• Action item: With nothing added or left out, output the listing that follows.

• Data shown:
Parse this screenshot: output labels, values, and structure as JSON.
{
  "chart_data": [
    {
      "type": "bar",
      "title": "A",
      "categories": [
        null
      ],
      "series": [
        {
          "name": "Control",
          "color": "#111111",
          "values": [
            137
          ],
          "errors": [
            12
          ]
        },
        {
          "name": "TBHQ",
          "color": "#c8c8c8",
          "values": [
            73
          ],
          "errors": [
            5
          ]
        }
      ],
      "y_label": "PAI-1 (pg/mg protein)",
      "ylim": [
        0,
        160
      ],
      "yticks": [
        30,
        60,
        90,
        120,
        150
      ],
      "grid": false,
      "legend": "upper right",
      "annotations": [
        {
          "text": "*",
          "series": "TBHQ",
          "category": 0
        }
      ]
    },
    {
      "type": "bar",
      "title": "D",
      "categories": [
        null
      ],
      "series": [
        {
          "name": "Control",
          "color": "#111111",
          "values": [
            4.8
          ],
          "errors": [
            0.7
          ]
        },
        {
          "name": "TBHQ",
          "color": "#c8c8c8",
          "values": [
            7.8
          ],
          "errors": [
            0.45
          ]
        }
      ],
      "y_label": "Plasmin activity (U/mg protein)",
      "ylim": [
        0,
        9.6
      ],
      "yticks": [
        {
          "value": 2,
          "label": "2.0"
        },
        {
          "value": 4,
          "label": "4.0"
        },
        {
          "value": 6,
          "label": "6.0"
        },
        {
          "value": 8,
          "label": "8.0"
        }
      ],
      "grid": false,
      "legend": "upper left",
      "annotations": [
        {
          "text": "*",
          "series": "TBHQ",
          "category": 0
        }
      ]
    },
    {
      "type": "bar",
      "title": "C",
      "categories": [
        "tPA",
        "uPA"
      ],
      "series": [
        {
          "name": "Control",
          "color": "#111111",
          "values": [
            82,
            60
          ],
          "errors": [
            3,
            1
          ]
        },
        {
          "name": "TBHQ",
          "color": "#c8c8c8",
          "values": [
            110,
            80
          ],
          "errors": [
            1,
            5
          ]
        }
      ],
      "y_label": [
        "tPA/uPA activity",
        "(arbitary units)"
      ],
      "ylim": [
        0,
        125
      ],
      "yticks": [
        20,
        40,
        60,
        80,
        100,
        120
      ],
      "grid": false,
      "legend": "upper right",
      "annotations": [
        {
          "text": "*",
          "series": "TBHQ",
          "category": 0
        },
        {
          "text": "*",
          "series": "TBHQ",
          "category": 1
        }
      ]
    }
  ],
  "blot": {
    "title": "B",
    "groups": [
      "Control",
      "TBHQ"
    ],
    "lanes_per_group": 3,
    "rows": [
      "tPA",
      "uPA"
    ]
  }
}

• Answer to this task:
Parse this screenshot: output labels, values, and structure as JSON.
{
  "chart_data": [
    {
      "type": "bar",
      "title": "A",
      "categories": [
        null
      ],
      "series": [
        {
          "name": "Control",
          "color": "#111111",
          "values": [
            137
          ],
          "errors": [
            12
          ]
        },
        {
          "name": "TBHQ",
          "color": "#c8c8c8",
          "values": [
            73
          ],
          "errors": [
            5
          ]
        }
      ],
      "y_label": "PAI-1 (pg/mg protein)",
      "ylim": [
        0,
        160
      ],
      "yticks": [
        30,
        60,
        90,
        120,
        150
      ],
      "grid": false,
      "legend": "upper right",
      "annotations": [
        {
          "text": "*",
          "series": "TBHQ",
          "category": 0
        }
      ]
    },
    {
      "type": "bar",
      "title": "D",
      "categories": [
        null
      ],
      "series": [
        {
          "name": "Control",
          "color": "#111111",
          "values": [
            4.8
          ],
          "errors": [
            0.7
          ]
        },
        {
          "name": "TBHQ",
          "color": "#c8c8c8",
          "values": [
            7.8
          ],
          "errors": [
            0.45
          ]
        }
      ],
      "y_label": "Plasmin activity (U/mg protein)",
      "ylim": [
        0,
        9.6
      ],
      "yticks": [
        {
          "value": 2,
          "label": "2.0"
        },
        {
          "value": 4,
          "label": "4.0"
        },
        {
          "value": 6,
          "label": "6.0"
        },
        {
          "value": 8,
          "label": "8.0"
        }
      ],
      "grid": false,
      "legend": "upper left",
      "annotations": [
        {
          "text": "*",
          "series": "TBHQ",
          "category": 0
        }
      ]
    },
    {
      "type": "bar",
      "title": "C",
      "categories": [
        "tPA",
        "uPA"
      ],
      "series": [
        {
          "name": "Control",
          "color": "#111111",
          "values": [
            82,
            60
          ],
          "errors": [
            3,
            1
          ]
        },
        {
          "name": "TBHQ",
          "color": "#c8c8c8",
          "values": [
            110,
            80
          ],
          "errors": [
            1,
            5
          ]
        }
      ],
      "y_label": [
        "tPA/uPA activity",
        "(arbitary units)"
      ],
      "ylim": [
        0,
        125
      ],
      "yticks": [
        20,
        40,
        60,
        80,
        100,
        120
      ],
      "grid": false,
      "legend": "upper right",
      "annotations": [
        {
          "text": "*",
          "series": "TBHQ",
          "category": 0
        },
        {
          "text": "*",
          "series": "TBHQ",
          "category": 1
        }
      ]
    }
  ],
  "blot": {
    "title": "B",
    "groups": [
      "Control",
      "TBHQ"
    ],
    "lanes_per_group": 3,
    "rows": [
      "tPA",
      "uPA"
    ]
  }
}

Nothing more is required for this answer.